Return the entries below verbatim. Pictures stay out.

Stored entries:

★ ★ ★

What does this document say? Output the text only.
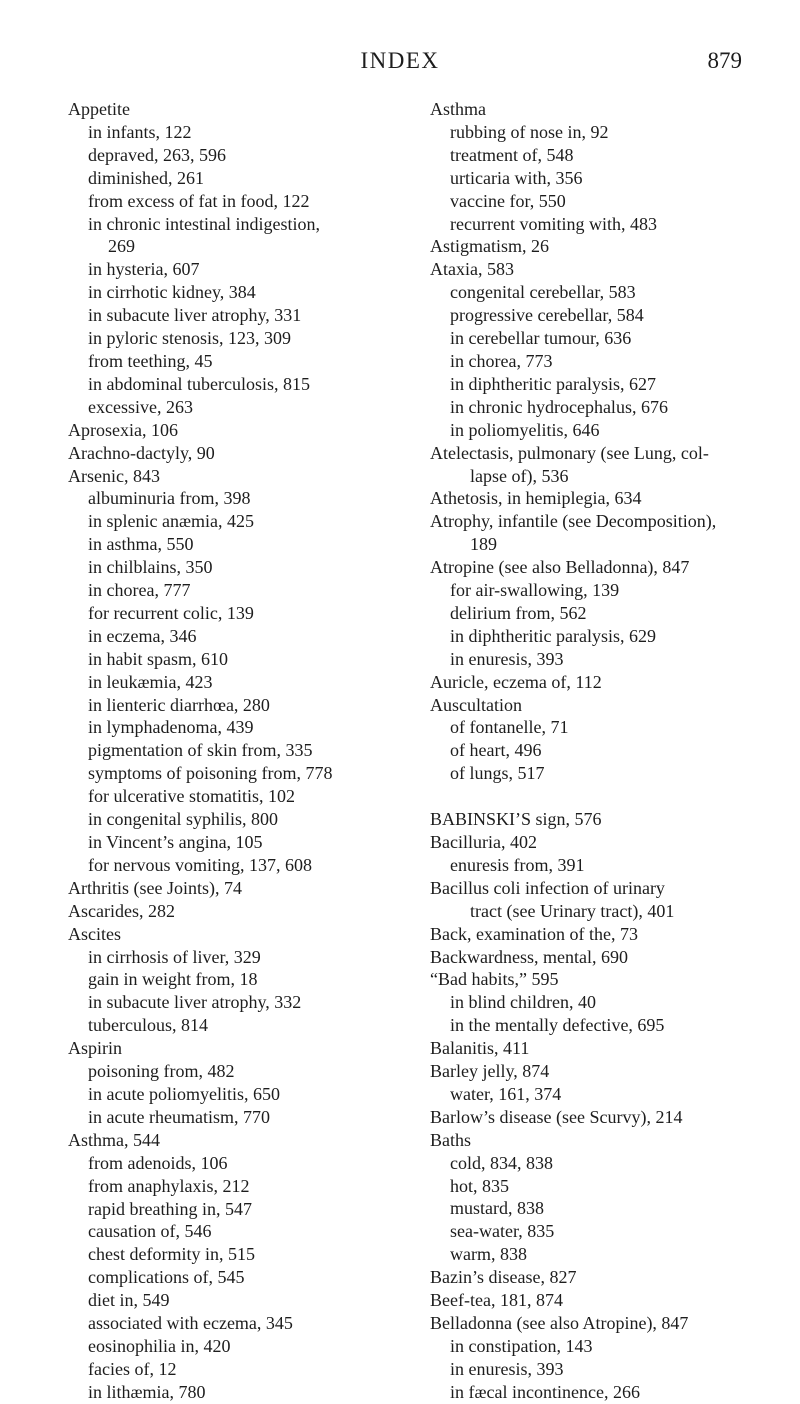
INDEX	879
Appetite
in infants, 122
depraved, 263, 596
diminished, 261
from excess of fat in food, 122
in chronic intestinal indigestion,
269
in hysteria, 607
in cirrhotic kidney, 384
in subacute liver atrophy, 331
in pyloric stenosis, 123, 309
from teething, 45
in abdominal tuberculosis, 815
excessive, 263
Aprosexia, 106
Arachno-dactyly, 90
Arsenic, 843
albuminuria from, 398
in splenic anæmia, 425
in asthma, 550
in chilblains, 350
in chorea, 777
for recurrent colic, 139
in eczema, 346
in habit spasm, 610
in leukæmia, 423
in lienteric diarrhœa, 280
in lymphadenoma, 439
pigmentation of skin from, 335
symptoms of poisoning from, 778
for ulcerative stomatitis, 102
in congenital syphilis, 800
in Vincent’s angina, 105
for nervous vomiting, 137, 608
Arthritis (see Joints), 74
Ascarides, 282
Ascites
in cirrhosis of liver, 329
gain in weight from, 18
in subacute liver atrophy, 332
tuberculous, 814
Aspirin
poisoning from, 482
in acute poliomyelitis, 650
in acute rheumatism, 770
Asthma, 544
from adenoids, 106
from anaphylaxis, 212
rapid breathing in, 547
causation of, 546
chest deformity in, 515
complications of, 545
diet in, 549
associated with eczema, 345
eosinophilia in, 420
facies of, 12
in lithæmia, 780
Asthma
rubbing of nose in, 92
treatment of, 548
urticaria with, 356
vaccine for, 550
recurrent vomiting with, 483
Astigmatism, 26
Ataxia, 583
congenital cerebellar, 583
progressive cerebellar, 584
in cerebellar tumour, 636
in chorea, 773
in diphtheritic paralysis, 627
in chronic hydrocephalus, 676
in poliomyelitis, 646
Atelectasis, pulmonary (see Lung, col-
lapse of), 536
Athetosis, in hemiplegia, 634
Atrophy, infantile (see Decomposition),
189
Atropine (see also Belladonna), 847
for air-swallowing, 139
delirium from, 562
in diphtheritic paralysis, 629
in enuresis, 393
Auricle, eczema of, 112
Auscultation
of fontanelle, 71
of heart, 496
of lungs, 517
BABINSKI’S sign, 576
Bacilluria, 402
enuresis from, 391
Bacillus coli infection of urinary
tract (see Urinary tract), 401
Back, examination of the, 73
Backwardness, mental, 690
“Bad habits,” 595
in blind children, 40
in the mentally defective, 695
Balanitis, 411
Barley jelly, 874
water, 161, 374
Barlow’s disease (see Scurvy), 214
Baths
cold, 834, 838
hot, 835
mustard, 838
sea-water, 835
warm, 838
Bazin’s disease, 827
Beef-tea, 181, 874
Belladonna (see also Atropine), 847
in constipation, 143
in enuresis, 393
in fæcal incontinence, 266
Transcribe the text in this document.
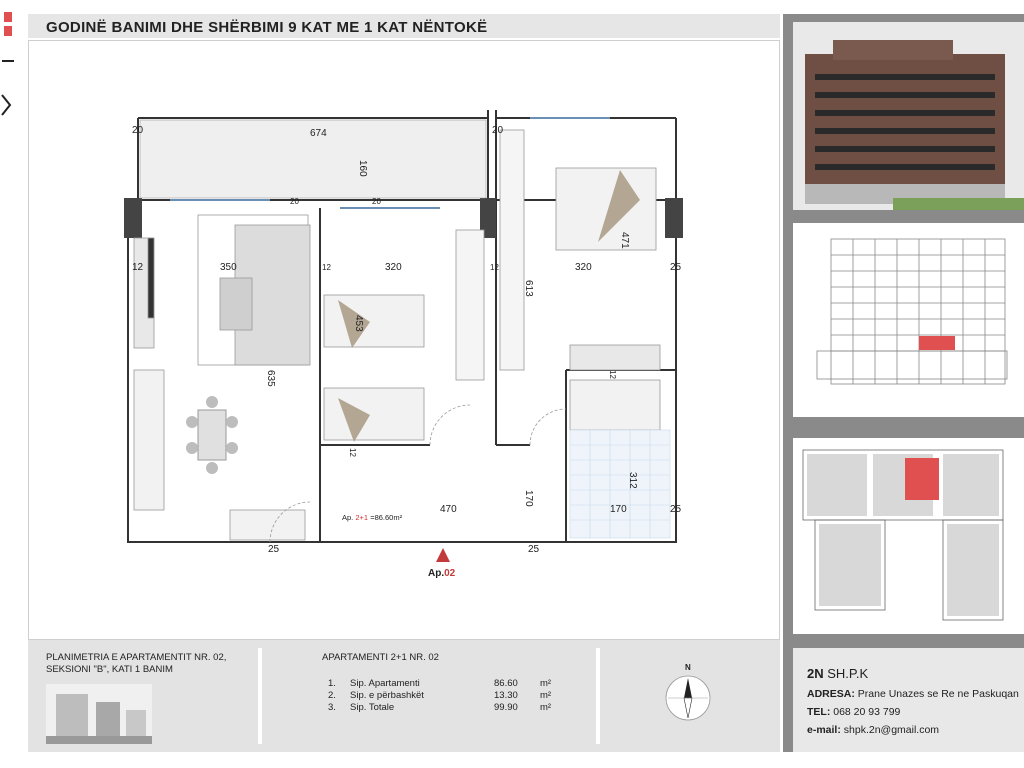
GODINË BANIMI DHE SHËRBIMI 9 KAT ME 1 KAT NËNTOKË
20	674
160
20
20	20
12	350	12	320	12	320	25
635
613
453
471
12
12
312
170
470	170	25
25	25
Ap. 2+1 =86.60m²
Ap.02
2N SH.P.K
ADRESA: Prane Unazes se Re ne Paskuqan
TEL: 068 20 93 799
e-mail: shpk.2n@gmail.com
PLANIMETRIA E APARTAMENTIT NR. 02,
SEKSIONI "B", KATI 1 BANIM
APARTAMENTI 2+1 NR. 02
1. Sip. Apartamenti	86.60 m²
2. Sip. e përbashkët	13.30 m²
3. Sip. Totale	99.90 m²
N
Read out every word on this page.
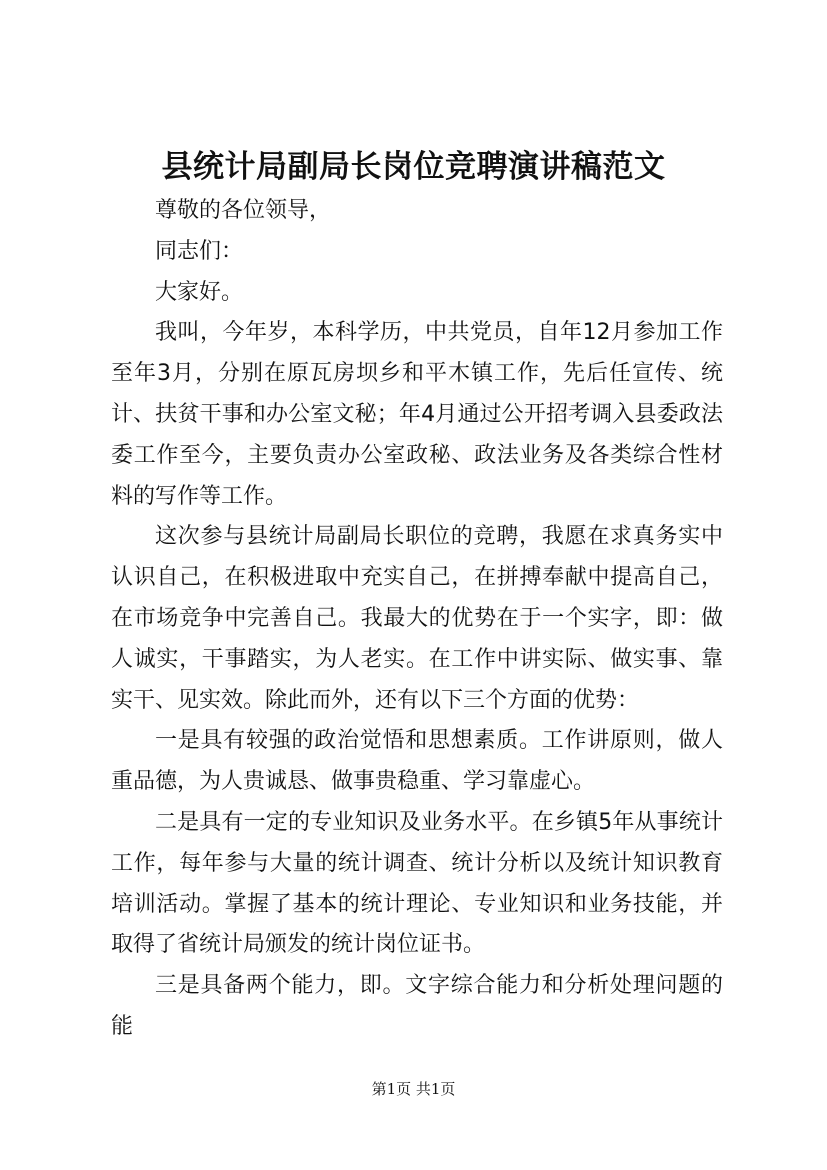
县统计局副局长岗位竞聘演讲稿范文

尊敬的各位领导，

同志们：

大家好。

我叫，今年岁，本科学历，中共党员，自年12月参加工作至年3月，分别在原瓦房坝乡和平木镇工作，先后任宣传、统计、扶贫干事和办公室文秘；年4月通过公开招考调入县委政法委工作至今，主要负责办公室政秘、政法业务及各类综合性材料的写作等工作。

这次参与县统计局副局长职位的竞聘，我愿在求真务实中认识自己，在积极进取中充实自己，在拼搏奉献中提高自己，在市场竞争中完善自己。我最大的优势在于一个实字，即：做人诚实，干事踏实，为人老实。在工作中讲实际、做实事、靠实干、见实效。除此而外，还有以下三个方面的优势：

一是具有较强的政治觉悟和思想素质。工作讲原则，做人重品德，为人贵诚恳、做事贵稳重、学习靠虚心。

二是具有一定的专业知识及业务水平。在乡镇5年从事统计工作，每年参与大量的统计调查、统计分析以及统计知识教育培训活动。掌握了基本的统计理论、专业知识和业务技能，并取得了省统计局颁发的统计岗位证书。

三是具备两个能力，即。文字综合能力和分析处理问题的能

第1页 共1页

★ ★ ★

*RIGHT ANSWER*:
What does this document say? Output the text only.
INDEX	879
Appetite
in infants, 122
depraved, 263, 596
diminished, 261
from excess of fat in food, 122
in chronic intestinal indigestion,
269
in hysteria, 607
in cirrhotic kidney, 384
in subacute liver atrophy, 331
in pyloric stenosis, 123, 309
from teething, 45
in abdominal tuberculosis, 815
excessive, 263
Aprosexia, 106
Arachno-dactyly, 90
Arsenic, 843
albuminuria from, 398
in splenic anæmia, 425
in asthma, 550
in chilblains, 350
in chorea, 777
for recurrent colic, 139
in eczema, 346
in habit spasm, 610
in leukæmia, 423
in lienteric diarrhœa, 280
in lymphadenoma, 439
pigmentation of skin from, 335
symptoms of poisoning from, 778
for ulcerative stomatitis, 102
in congenital syphilis, 800
in Vincent’s angina, 105
for nervous vomiting, 137, 608
Arthritis (see Joints), 74
Ascarides, 282
Ascites
in cirrhosis of liver, 329
gain in weight from, 18
in subacute liver atrophy, 332
tuberculous, 814
Aspirin
poisoning from, 482
in acute poliomyelitis, 650
in acute rheumatism, 770
Asthma, 544
from adenoids, 106
from anaphylaxis, 212
rapid breathing in, 547
causation of, 546
chest deformity in, 515
complications of, 545
diet in, 549
associated with eczema, 345
eosinophilia in, 420
facies of, 12
in lithæmia, 780
Asthma
rubbing of nose in, 92
treatment of, 548
urticaria with, 356
vaccine for, 550
recurrent vomiting with, 483
Astigmatism, 26
Ataxia, 583
congenital cerebellar, 583
progressive cerebellar, 584
in cerebellar tumour, 636
in chorea, 773
in diphtheritic paralysis, 627
in chronic hydrocephalus, 676
in poliomyelitis, 646
Atelectasis, pulmonary (see Lung, col-
lapse of), 536
Athetosis, in hemiplegia, 634
Atrophy, infantile (see Decomposition),
189
Atropine (see also Belladonna), 847
for air-swallowing, 139
delirium from, 562
in diphtheritic paralysis, 629
in enuresis, 393
Auricle, eczema of, 112
Auscultation
of fontanelle, 71
of heart, 496
of lungs, 517
BABINSKI’S sign, 576
Bacilluria, 402
enuresis from, 391
Bacillus coli infection of urinary
tract (see Urinary tract), 401
Back, examination of the, 73
Backwardness, mental, 690
“Bad habits,” 595
in blind children, 40
in the mentally defective, 695
Balanitis, 411
Barley jelly, 874
water, 161, 374
Barlow’s disease (see Scurvy), 214
Baths
cold, 834, 838
hot, 835
mustard, 838
sea-water, 835
warm, 838
Bazin’s disease, 827
Beef-tea, 181, 874
Belladonna (see also Atropine), 847
in constipation, 143
in enuresis, 393
in fæcal incontinence, 266
Transcribe the text in this document.
GODINË BANIMI DHE SHËRBIMI 9 KAT ME 1 KAT NËNTOKË
20	674
160
20
20	20
12	350	12	320	12	320	25
635
613
453
471
12
12
312
170
470	170	25
25	25
Ap. 2+1 =86.60m²
Ap.02
2N SH.P.K
ADRESA: Prane Unazes se Re ne Paskuqan
TEL: 068 20 93 799
e-mail: shpk.2n@gmail.com
PLANIMETRIA E APARTAMENTIT NR. 02,
SEKSIONI "B", KATI 1 BANIM
APARTAMENTI 2+1 NR. 02
1. Sip. Apartamenti	86.60 m²
2. Sip. e përbashkët	13.30 m²
3. Sip. Totale	99.90 m²
N
Read out every word on this page.
县统计局副局长岗位竞聘演讲稿范文

尊敬的各位领导，

同志们：

大家好。

我叫，今年岁，本科学历，中共党员，自年12月参加工作至年3月，分别在原瓦房坝乡和平木镇工作，先后任宣传、统计、扶贫干事和办公室文秘；年4月通过公开招考调入县委政法委工作至今，主要负责办公室政秘、政法业务及各类综合性材料的写作等工作。

这次参与县统计局副局长职位的竞聘，我愿在求真务实中认识自己，在积极进取中充实自己，在拼搏奉献中提高自己，在市场竞争中完善自己。我最大的优势在于一个实字，即：做人诚实，干事踏实，为人老实。在工作中讲实际、做实事、靠实干、见实效。除此而外，还有以下三个方面的优势：

一是具有较强的政治觉悟和思想素质。工作讲原则，做人重品德，为人贵诚恳、做事贵稳重、学习靠虚心。

二是具有一定的专业知识及业务水平。在乡镇5年从事统计工作，每年参与大量的统计调查、统计分析以及统计知识教育培训活动。掌握了基本的统计理论、专业知识和业务技能，并取得了省统计局颁发的统计岗位证书。

三是具备两个能力，即。文字综合能力和分析处理问题的能

第1页 共1页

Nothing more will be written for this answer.